*WORK TO COMPLETE*
Pictures stay out of the copy; set down each line of the listing below exactly.

*TASK INPUT*
***

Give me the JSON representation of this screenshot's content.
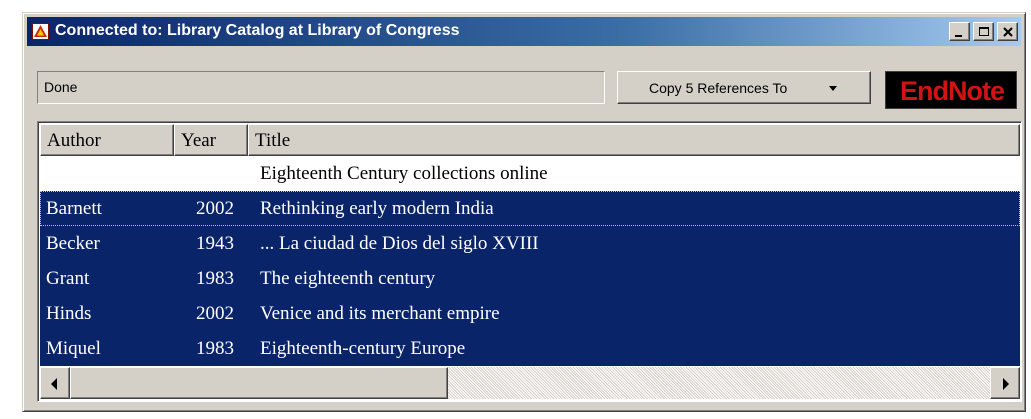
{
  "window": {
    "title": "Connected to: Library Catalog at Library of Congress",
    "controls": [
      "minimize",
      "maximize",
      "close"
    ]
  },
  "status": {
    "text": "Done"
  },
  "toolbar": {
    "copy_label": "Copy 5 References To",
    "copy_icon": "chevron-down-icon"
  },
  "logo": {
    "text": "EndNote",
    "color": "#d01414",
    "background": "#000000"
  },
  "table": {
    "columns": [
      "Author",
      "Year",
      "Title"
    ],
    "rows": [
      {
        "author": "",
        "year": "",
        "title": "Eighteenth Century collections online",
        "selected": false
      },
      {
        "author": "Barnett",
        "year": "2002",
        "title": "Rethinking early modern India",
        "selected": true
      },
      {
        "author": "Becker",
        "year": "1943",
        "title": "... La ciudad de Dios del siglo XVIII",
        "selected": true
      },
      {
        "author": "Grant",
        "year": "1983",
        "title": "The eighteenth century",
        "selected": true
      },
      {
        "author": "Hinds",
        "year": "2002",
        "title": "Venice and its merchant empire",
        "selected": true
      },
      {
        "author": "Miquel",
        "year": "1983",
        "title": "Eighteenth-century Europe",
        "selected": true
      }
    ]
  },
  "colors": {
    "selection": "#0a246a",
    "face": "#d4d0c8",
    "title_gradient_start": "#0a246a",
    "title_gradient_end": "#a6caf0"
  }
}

***

*OUTPUT OF THE TASK*
Give me the JSON representation of this screenshot's content.
{
  "window": {
    "title": "Connected to: Library Catalog at Library of Congress",
    "controls": [
      "minimize",
      "maximize",
      "close"
    ]
  },
  "status": {
    "text": "Done"
  },
  "toolbar": {
    "copy_label": "Copy 5 References To",
    "copy_icon": "chevron-down-icon"
  },
  "logo": {
    "text": "EndNote",
    "color": "#d01414",
    "background": "#000000"
  },
  "table": {
    "columns": [
      "Author",
      "Year",
      "Title"
    ],
    "rows": [
      {
        "author": "",
        "year": "",
        "title": "Eighteenth Century collections online",
        "selected": false
      },
      {
        "author": "Barnett",
        "year": "2002",
        "title": "Rethinking early modern India",
        "selected": true
      },
      {
        "author": "Becker",
        "year": "1943",
        "title": "... La ciudad de Dios del siglo XVIII",
        "selected": true
      },
      {
        "author": "Grant",
        "year": "1983",
        "title": "The eighteenth century",
        "selected": true
      },
      {
        "author": "Hinds",
        "year": "2002",
        "title": "Venice and its merchant empire",
        "selected": true
      },
      {
        "author": "Miquel",
        "year": "1983",
        "title": "Eighteenth-century Europe",
        "selected": true
      }
    ]
  },
  "colors": {
    "selection": "#0a246a",
    "face": "#d4d0c8",
    "title_gradient_start": "#0a246a",
    "title_gradient_end": "#a6caf0"
  }
}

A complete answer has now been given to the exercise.